16 maja 2013 r., Czwartek – Św. Andrzeja Bobli, Prezbitera i męczennika

sw_A.Bobola

 

Św. Andrzeja Bobli, Prezbitera i męczennika
Święto
W metropolii warszawskiej: Patrona metropolii – Uroczystość
W archidiecezji warmińskiej i diecezji łomżyńskiej: Patrona archidiecezji i diecezji – Święto

Pierwsze czytanie: W kościołach, w których nie obchodzi się uroczystości, przed Ewangelią jest jedno czytanie.Ap 12, 10-12a Zwyciężyli dzięki krwi Baranka
Psalm responsoryjny: Ps 34 (33), 2-3. 4-5. 6-7. 8-9 (R.: 5b)
Drugie czytanie: 1 Kor 1, 10-13. 17-18 Abyście byli jednego ducha
Śpiew przed Ewangelią: J 17, 19
Ewangelia: J 17, 20-26 Aby stanowili jedno

Kolor szat liturgicznych – czerwony

PIERWSZE CZYTANIE

W kościołach, w których nie obchodzi się uroczystości, przed Ewangelią jest jedno czytanie.

Ap 12, 10-12a Zwyciężyli dzięki krwi Baranka

Czytanie z Księgi Apokalipsy świętego Jana Apostoła

Ja, Jan, usłyszałem donośny głos mówiący w niebie: «Teraz nastało zbawienie, potęga i królowanie Boga naszego i władza Jego Pomazańca, bo oskarżyciel braci naszych został strącony, ten, co dniem i nocą oskarża ich przed Bogiem naszym. A oni zwyciężyli dzięki krwi Baranka i dzięki słowu swojego świadectwa i nie umiłowali dusz swych aż do śmierci. Dlatego radujcie się, niebiosa oraz ich mieszkańcy».

○ ○ ○ ○ ○ ○ ○

## ZADANIE PISEMNE A
Przepisz słowo w słowo fragment rekordów od wiersza zawierającego "Bar — [213, 380, 306, 475]" do wiersza zawierającego "Bar — [399, 380, 490, 475]", łącznie z oboma tymi wierszami.

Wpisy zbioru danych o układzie
○ ○ ○ ○ ○ ○ ○

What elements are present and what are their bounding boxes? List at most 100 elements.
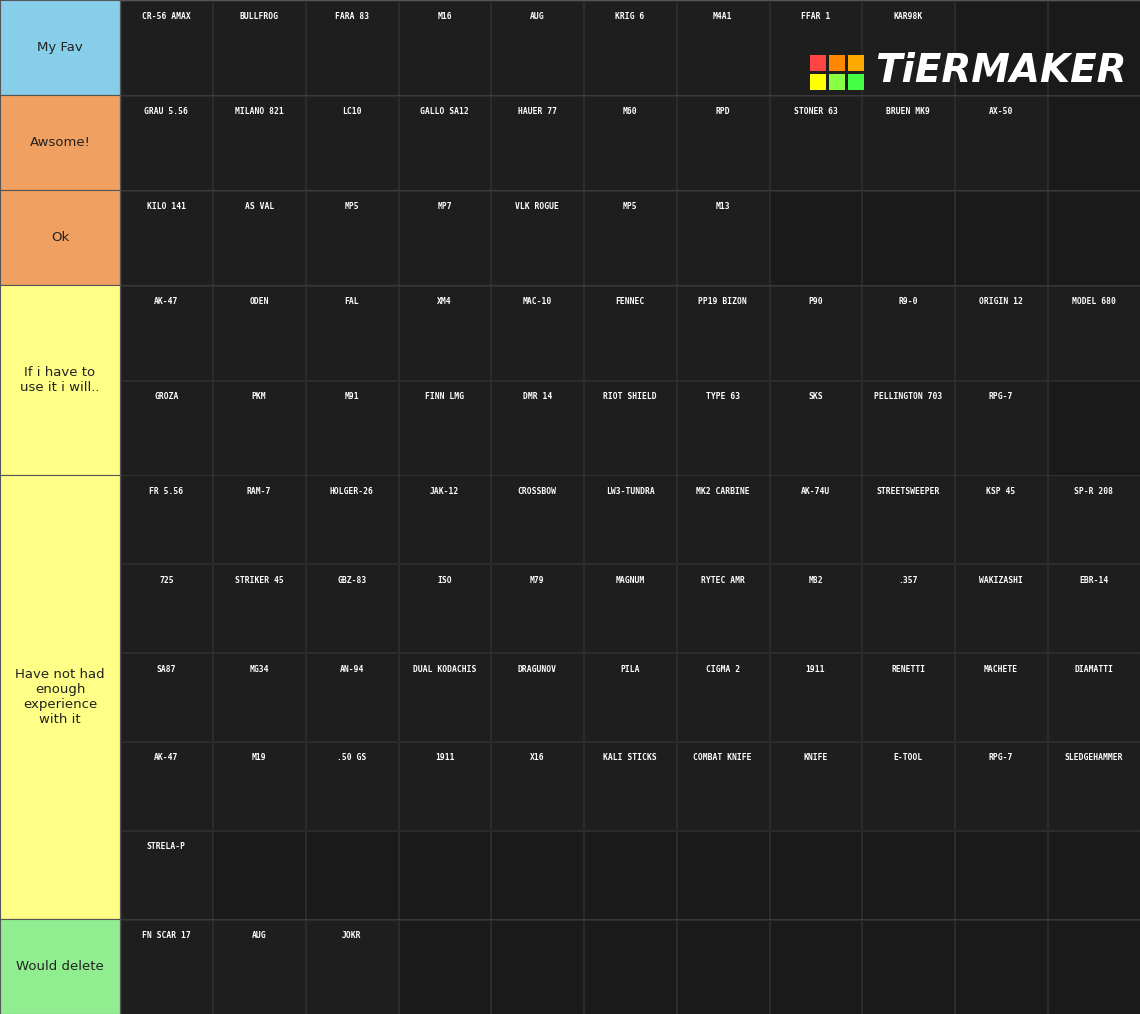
Bar — [213, 380, 306, 475]
Text: SP-R 208: SP-R 208 — [1074, 487, 1113, 496]
Text: M79: M79 — [530, 576, 545, 585]
Text: R9-0: R9-0 — [898, 297, 918, 306]
Bar — [0, 919, 120, 1014]
Bar — [770, 95, 862, 190]
Text: M82: M82 — [808, 576, 823, 585]
Bar — [1048, 191, 1140, 285]
Bar — [584, 286, 676, 379]
Bar — [1048, 920, 1140, 1014]
Bar — [120, 0, 1140, 95]
Bar — [584, 0, 676, 94]
Text: BRUEN MK9: BRUEN MK9 — [886, 107, 930, 116]
Bar — [811, 74, 826, 90]
Text: Would delete: Would delete — [16, 960, 104, 973]
Bar — [213, 476, 306, 564]
Text: PELLINGTON 703: PELLINGTON 703 — [874, 392, 943, 401]
Text: CROSSBOW: CROSSBOW — [518, 487, 556, 496]
Text: RENETTI: RENETTI — [891, 664, 926, 673]
Bar — [677, 286, 768, 379]
Bar — [491, 286, 584, 379]
Bar — [955, 565, 1047, 652]
Text: SA87: SA87 — [156, 664, 177, 673]
Text: JAK-12: JAK-12 — [430, 487, 459, 496]
Text: HAUER 77: HAUER 77 — [518, 107, 556, 116]
Bar — [1048, 0, 1140, 94]
Text: 1911: 1911 — [434, 753, 455, 763]
Bar — [213, 830, 306, 919]
Text: CR-56 AMAX: CR-56 AMAX — [142, 12, 190, 21]
Bar — [399, 920, 490, 1014]
Bar — [677, 0, 768, 94]
Text: MK2 CARBINE: MK2 CARBINE — [695, 487, 750, 496]
Bar — [399, 742, 490, 829]
Text: MG34: MG34 — [250, 664, 269, 673]
Text: HOLGER-26: HOLGER-26 — [329, 487, 374, 496]
Bar — [584, 920, 676, 1014]
Bar — [399, 191, 490, 285]
Bar — [1048, 286, 1140, 379]
Text: STRELA-P: STRELA-P — [147, 843, 186, 851]
Text: MODEL 680: MODEL 680 — [1072, 297, 1116, 306]
Bar — [399, 380, 490, 475]
Text: ISO: ISO — [438, 576, 451, 585]
Bar — [1048, 476, 1140, 564]
Bar — [677, 191, 768, 285]
Text: BULLFROG: BULLFROG — [239, 12, 278, 21]
Text: My Fav: My Fav — [38, 41, 83, 54]
Bar — [306, 920, 398, 1014]
Text: 725: 725 — [160, 576, 173, 585]
Text: KNIFE: KNIFE — [804, 753, 828, 763]
Bar — [677, 830, 768, 919]
Bar — [399, 0, 490, 94]
Bar — [955, 742, 1047, 829]
Bar — [584, 95, 676, 190]
Bar — [399, 565, 490, 652]
Text: KALI STICKS: KALI STICKS — [603, 753, 657, 763]
Text: FFAR 1: FFAR 1 — [800, 12, 830, 21]
Bar — [491, 191, 584, 285]
Bar — [491, 95, 584, 190]
Text: AK-47: AK-47 — [154, 297, 179, 306]
Text: AUG: AUG — [530, 12, 545, 21]
Bar — [121, 920, 212, 1014]
Bar — [677, 742, 768, 829]
Bar — [829, 74, 845, 90]
Bar — [1048, 742, 1140, 829]
Bar — [0, 0, 120, 95]
Text: AN-94: AN-94 — [340, 664, 364, 673]
Text: STRIKER 45: STRIKER 45 — [235, 576, 284, 585]
Bar — [121, 653, 212, 741]
Text: .50 GS: .50 GS — [337, 753, 366, 763]
Text: 1911: 1911 — [806, 664, 825, 673]
Bar — [213, 565, 306, 652]
Text: XM4: XM4 — [438, 297, 451, 306]
Bar — [306, 95, 398, 190]
Bar — [306, 742, 398, 829]
Text: AS VAL: AS VAL — [244, 202, 274, 211]
Text: M13: M13 — [716, 202, 730, 211]
Bar — [677, 476, 768, 564]
Bar — [955, 380, 1047, 475]
Bar — [306, 476, 398, 564]
Bar — [491, 830, 584, 919]
Text: E-TOOL: E-TOOL — [894, 753, 922, 763]
Bar — [120, 475, 1140, 919]
Bar — [1048, 653, 1140, 741]
Bar — [677, 380, 768, 475]
Text: RPG-7: RPG-7 — [988, 753, 1013, 763]
Text: LC10: LC10 — [342, 107, 361, 116]
Bar — [121, 95, 212, 190]
Text: M4A1: M4A1 — [712, 12, 733, 21]
Bar — [0, 95, 120, 190]
Bar — [213, 191, 306, 285]
Bar — [955, 286, 1047, 379]
Text: FENNEC: FENNEC — [616, 297, 644, 306]
Text: M16: M16 — [438, 12, 451, 21]
Text: M19: M19 — [252, 753, 267, 763]
Text: MILANO 821: MILANO 821 — [235, 107, 284, 116]
Text: STREETSWEEPER: STREETSWEEPER — [877, 487, 939, 496]
Text: RIOT SHIELD: RIOT SHIELD — [603, 392, 657, 401]
Text: DIAMATTI: DIAMATTI — [1074, 664, 1113, 673]
Bar — [491, 653, 584, 741]
Bar — [399, 476, 490, 564]
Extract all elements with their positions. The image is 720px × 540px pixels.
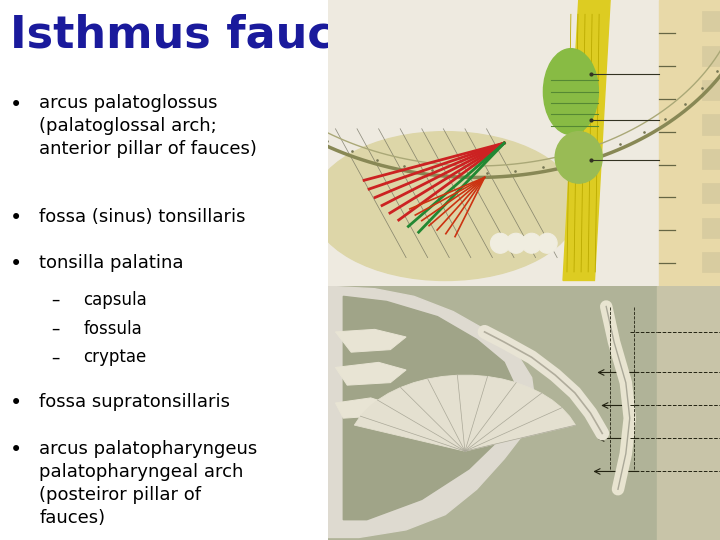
Bar: [702, 11, 720, 31]
Ellipse shape: [544, 49, 598, 134]
Text: –: –: [51, 348, 59, 366]
Text: •: •: [10, 254, 22, 274]
Bar: [702, 80, 720, 100]
Text: fossa (sinus) tonsillaris: fossa (sinus) tonsillaris: [40, 208, 246, 226]
Polygon shape: [343, 296, 516, 519]
Text: fossula: fossula: [84, 320, 143, 338]
Text: arcus palatopharyngeus
palatopharyngeal arch
(posteiror pillar of
fauces): arcus palatopharyngeus palatopharyngeal …: [40, 440, 258, 527]
Polygon shape: [336, 398, 395, 418]
Text: •: •: [10, 393, 22, 413]
Polygon shape: [336, 362, 406, 385]
Polygon shape: [563, 0, 610, 280]
Text: arcus palatoglossus
(palatoglossal arch;
anterior pillar of fauces): arcus palatoglossus (palatoglossal arch;…: [40, 94, 257, 158]
Ellipse shape: [522, 233, 541, 253]
Ellipse shape: [555, 132, 602, 183]
Bar: [702, 218, 720, 238]
Ellipse shape: [506, 233, 526, 253]
Ellipse shape: [490, 233, 510, 253]
Bar: [702, 149, 720, 169]
Bar: [702, 183, 720, 203]
Bar: [702, 114, 720, 134]
Text: Isthmus faucium: Isthmus faucium: [10, 14, 427, 57]
Ellipse shape: [538, 233, 557, 253]
Polygon shape: [336, 329, 406, 352]
Text: •: •: [10, 208, 22, 228]
Text: fossa supratonsillaris: fossa supratonsillaris: [40, 393, 230, 411]
Text: cryptae: cryptae: [84, 348, 147, 366]
Text: –: –: [51, 291, 59, 308]
Polygon shape: [354, 375, 575, 451]
Ellipse shape: [312, 132, 579, 280]
Text: •: •: [10, 440, 22, 460]
Text: tonsilla palatina: tonsilla palatina: [40, 254, 184, 272]
Bar: [657, 286, 720, 540]
Polygon shape: [328, 286, 536, 537]
Text: •: •: [10, 94, 22, 114]
Bar: [660, 0, 720, 286]
Bar: [702, 252, 720, 272]
Bar: [702, 46, 720, 66]
Text: –: –: [51, 320, 59, 338]
Text: capsula: capsula: [84, 291, 148, 308]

○ ○ ○ ○ ○ ○ ○

## ZADANIE PISEMNE B
Podaj ponownie fragment tekstu o liturgii dnia św. Andrzeja Boboli od słów "sw_A.Bobola" do słów "8-9 (R.: 5b)", zamieniając "Święto" na "Wspomnienie".

## ODPOWIEDŹ A
Bar — [213, 380, 306, 475]
Text: SP-R 208: SP-R 208 — [1074, 487, 1113, 496]
Text: M79: M79 — [530, 576, 545, 585]
Text: R9-0: R9-0 — [898, 297, 918, 306]
Bar — [0, 919, 120, 1014]
Bar — [770, 95, 862, 190]
Text: M82: M82 — [808, 576, 823, 585]
Bar — [1048, 191, 1140, 285]
Bar — [584, 286, 676, 379]
Bar — [1048, 920, 1140, 1014]
Bar — [120, 0, 1140, 95]
Bar — [584, 0, 676, 94]
Text: BRUEN MK9: BRUEN MK9 — [886, 107, 930, 116]
Bar — [811, 74, 826, 90]
Text: Would delete: Would delete — [16, 960, 104, 973]
Bar — [213, 476, 306, 564]
Text: PELLINGTON 703: PELLINGTON 703 — [874, 392, 943, 401]
Text: CROSSBOW: CROSSBOW — [518, 487, 556, 496]
Text: RENETTI: RENETTI — [891, 664, 926, 673]
Bar — [677, 286, 768, 379]
Bar — [491, 286, 584, 379]
Bar — [955, 565, 1047, 652]
Text: SA87: SA87 — [156, 664, 177, 673]
Text: JAK-12: JAK-12 — [430, 487, 459, 496]
Text: HAUER 77: HAUER 77 — [518, 107, 556, 116]
Bar — [1048, 0, 1140, 94]
Text: 1911: 1911 — [434, 753, 455, 763]
Bar — [213, 830, 306, 919]
Text: CR-56 AMAX: CR-56 AMAX — [142, 12, 190, 21]
Bar — [399, 920, 490, 1014]
Bar — [677, 0, 768, 94]
Text: MK2 CARBINE: MK2 CARBINE — [695, 487, 750, 496]
Bar — [399, 742, 490, 829]
Text: MG34: MG34 — [250, 664, 269, 673]
Text: HOLGER-26: HOLGER-26 — [329, 487, 374, 496]
Bar — [584, 920, 676, 1014]
Bar — [399, 191, 490, 285]
Bar — [1048, 286, 1140, 379]
Text: STRELA-P: STRELA-P — [147, 843, 186, 851]
Text: MODEL 680: MODEL 680 — [1072, 297, 1116, 306]
Bar — [399, 380, 490, 475]

## ODPOWIEDŹ B
sw_A.Bobola

 

Św. Andrzeja Bobli, Prezbitera i męczennika
Wspomnienie
W metropolii warszawskiej: Patrona metropolii – Uroczystość
W archidiecezji warmińskiej i diecezji łomżyńskiej: Patrona archidiecezji i diecezji – Wspomnienie

Pierwsze czytanie: W kościołach, w których nie obchodzi się uroczystości, przed Ewangelią jest jedno czytanie.Ap 12, 10-12a Zwyciężyli dzięki krwi Baranka
Psalm responsoryjny: Ps 34 (33), 2-3. 4-5. 6-7. 8-9 (R.: 5b)